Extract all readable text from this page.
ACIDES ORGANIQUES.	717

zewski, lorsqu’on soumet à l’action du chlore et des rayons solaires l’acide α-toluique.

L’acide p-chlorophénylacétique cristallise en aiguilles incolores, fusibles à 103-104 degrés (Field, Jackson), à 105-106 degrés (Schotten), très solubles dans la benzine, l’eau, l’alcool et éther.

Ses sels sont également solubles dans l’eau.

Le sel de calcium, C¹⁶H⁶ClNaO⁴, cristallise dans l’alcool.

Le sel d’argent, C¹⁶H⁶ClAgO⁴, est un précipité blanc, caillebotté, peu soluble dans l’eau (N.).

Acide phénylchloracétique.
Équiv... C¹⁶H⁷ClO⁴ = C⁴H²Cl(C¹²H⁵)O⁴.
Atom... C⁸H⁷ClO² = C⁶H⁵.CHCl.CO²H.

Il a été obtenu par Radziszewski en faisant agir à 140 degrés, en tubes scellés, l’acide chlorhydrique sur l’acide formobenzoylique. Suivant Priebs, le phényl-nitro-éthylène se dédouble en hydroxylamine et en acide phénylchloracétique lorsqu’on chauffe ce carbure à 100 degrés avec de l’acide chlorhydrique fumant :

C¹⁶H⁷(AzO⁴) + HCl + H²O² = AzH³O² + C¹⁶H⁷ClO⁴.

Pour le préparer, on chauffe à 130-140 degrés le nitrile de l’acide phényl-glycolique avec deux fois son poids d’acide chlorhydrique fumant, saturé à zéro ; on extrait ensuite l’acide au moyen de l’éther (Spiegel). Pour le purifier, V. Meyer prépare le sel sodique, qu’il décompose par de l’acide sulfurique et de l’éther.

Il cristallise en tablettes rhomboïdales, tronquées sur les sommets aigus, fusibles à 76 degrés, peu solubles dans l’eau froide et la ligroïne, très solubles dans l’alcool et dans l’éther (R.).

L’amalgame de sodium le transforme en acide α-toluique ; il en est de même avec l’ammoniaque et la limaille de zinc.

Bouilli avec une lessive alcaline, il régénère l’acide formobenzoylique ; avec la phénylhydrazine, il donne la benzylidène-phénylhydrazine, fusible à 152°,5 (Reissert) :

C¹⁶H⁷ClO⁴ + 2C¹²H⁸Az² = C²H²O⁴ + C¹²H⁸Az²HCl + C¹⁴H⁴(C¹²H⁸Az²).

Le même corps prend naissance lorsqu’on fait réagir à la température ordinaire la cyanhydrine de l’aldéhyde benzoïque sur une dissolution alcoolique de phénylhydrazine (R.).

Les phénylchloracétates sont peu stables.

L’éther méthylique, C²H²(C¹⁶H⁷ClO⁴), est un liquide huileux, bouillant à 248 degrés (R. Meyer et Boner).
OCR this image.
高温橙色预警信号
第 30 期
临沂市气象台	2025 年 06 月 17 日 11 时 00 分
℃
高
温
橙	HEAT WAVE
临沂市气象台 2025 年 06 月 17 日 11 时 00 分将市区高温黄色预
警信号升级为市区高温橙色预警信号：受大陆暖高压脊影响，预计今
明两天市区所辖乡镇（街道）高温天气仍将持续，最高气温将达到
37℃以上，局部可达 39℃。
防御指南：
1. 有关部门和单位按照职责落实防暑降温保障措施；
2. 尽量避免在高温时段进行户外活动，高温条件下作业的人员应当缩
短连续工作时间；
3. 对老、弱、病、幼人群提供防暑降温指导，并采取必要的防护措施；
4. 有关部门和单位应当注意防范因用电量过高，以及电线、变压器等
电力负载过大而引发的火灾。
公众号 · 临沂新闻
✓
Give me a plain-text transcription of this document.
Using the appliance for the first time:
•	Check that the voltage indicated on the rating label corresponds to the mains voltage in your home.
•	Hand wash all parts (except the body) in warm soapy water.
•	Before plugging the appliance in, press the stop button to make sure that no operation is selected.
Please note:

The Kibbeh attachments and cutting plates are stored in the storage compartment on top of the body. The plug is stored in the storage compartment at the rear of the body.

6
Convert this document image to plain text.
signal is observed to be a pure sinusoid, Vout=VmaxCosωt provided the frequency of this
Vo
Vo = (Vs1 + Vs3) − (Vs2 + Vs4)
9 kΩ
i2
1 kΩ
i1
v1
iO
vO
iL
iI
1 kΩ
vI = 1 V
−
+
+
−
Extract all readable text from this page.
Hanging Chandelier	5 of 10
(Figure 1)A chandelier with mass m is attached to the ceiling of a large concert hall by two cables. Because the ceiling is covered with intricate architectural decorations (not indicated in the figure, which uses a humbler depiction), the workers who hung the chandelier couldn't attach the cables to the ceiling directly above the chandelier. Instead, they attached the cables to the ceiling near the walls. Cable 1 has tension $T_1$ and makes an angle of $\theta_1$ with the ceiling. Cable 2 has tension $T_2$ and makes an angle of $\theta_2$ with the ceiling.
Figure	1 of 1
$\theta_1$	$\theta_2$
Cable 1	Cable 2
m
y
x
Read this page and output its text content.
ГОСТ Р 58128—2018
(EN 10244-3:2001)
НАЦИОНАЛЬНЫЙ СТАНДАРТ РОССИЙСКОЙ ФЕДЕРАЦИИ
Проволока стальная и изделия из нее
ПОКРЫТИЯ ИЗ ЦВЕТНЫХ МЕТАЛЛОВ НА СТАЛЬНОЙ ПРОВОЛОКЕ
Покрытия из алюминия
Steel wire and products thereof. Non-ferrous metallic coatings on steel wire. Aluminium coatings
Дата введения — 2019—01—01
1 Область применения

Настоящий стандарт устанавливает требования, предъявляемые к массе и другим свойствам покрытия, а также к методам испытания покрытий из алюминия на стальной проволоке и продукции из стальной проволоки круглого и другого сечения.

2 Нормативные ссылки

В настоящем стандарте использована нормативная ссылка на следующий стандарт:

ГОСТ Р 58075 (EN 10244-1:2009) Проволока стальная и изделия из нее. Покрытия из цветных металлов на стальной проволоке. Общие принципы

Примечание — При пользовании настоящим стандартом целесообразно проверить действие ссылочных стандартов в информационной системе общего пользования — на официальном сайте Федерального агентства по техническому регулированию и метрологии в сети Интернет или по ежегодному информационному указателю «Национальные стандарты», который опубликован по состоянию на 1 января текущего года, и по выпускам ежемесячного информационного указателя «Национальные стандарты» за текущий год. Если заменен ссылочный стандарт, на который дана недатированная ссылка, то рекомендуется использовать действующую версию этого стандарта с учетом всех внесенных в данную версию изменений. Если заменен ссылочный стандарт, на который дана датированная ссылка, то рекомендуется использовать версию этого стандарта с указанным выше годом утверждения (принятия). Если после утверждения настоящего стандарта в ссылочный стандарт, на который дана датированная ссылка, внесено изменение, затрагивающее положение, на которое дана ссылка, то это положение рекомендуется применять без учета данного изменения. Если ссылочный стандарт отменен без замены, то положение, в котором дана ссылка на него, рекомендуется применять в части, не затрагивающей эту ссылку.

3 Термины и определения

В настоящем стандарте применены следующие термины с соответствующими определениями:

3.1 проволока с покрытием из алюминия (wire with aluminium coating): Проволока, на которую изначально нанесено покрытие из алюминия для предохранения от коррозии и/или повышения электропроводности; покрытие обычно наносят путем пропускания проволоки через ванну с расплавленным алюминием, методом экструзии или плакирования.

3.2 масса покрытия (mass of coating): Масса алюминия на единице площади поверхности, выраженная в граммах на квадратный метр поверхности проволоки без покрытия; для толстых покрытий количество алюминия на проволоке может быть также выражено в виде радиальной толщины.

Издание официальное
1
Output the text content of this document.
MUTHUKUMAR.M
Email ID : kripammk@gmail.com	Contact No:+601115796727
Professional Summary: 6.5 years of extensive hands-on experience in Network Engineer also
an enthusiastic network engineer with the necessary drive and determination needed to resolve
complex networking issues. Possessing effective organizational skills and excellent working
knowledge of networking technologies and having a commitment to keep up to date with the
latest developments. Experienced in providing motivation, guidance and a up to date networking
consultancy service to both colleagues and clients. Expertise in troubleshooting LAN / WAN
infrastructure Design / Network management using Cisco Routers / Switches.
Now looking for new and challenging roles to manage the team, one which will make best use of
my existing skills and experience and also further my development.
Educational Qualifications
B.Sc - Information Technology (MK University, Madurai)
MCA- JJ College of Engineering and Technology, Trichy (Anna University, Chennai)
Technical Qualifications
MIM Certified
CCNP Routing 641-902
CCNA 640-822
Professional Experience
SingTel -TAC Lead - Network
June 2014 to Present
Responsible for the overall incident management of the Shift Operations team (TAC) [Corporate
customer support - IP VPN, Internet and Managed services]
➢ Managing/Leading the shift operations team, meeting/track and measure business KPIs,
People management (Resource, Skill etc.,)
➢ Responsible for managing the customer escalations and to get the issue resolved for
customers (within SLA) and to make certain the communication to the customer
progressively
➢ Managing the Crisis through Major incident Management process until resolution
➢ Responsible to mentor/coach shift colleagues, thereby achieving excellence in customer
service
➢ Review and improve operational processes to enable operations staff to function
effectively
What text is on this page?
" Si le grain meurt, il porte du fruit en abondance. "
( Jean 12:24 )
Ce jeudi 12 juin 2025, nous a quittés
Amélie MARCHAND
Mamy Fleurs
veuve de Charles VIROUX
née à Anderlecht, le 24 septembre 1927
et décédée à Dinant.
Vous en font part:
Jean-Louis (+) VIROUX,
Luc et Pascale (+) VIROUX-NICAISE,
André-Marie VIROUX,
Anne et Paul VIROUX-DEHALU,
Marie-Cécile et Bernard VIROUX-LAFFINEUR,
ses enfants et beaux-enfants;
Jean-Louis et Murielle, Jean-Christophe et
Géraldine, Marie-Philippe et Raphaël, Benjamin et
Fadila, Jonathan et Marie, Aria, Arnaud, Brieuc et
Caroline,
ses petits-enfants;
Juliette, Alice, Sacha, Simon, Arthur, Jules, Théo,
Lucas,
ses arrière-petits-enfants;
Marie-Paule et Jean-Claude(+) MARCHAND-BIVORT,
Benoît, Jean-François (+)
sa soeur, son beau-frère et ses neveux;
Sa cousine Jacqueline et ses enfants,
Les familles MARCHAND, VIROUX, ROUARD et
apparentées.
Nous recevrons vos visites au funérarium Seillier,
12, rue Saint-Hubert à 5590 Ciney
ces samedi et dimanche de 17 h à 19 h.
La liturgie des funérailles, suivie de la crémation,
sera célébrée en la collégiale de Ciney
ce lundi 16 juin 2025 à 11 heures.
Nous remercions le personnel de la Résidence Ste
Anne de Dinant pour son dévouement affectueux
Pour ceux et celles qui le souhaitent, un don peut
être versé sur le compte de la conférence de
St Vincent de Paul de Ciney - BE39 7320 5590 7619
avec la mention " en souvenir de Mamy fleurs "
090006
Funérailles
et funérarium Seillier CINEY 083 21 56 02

### [BRIEF]
For each line above that contains the word "C¹⁶H⁷ClO⁴", copy that line.

### [REPLY]
Équiv... C¹⁶H⁷ClO⁴ = C⁴H²Cl(C¹²H⁵)O⁴.
C¹⁶H⁷(AzO⁴) + HCl + H²O² = AzH³O² + C¹⁶H⁷ClO⁴.
C¹⁶H⁷ClO⁴ + 2C¹²H⁸Az² = C²H²O⁴ + C¹²H⁸Az²HCl + C¹⁴H⁴(C¹²H⁸Az²).
L’éther méthylique, C²H²(C¹⁶H⁷ClO⁴), est un liquide huileux, bouillant à 248 degrés (R. Meyer et Boner).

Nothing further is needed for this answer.